• [Exercise prompt]
Below are records. Count every line containing the word "Сохранить" and give the number alone.

** Start Provided information **

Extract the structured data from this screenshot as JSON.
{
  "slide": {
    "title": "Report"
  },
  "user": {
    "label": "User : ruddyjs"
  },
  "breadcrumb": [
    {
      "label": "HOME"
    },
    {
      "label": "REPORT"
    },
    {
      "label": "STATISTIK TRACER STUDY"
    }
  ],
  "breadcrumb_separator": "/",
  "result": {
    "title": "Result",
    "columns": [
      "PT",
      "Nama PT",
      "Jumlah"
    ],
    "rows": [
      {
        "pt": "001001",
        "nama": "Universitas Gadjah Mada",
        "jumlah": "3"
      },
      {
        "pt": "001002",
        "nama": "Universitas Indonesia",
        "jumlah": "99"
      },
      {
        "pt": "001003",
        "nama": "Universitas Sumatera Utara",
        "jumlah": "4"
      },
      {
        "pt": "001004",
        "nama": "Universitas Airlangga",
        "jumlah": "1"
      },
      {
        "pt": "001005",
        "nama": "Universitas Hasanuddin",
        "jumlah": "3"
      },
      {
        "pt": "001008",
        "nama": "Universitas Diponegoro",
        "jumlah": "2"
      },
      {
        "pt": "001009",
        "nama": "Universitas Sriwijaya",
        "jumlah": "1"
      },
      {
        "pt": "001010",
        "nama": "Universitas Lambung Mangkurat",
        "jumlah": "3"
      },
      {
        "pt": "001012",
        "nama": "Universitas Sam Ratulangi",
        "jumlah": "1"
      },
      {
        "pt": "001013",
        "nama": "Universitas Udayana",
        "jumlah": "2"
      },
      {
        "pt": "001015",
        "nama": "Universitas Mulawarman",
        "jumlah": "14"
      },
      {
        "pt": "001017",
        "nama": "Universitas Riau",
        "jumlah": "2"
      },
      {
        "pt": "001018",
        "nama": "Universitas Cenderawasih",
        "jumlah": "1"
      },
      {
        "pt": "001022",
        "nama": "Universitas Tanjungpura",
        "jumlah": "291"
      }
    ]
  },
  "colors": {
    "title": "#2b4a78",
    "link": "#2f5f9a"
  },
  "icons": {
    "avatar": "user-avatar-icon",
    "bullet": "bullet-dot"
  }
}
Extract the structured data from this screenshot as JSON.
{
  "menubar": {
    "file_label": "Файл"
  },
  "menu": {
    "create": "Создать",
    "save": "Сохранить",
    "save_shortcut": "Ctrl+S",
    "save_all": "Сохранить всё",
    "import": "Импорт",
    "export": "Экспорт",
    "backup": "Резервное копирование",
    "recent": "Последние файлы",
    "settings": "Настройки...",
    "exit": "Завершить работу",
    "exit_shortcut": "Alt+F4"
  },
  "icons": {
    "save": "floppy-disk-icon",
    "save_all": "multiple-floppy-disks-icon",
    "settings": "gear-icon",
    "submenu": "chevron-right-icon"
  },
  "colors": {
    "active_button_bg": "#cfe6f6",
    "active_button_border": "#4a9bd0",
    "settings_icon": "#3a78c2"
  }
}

** End Provided information **

• [Answer for this exercise]
2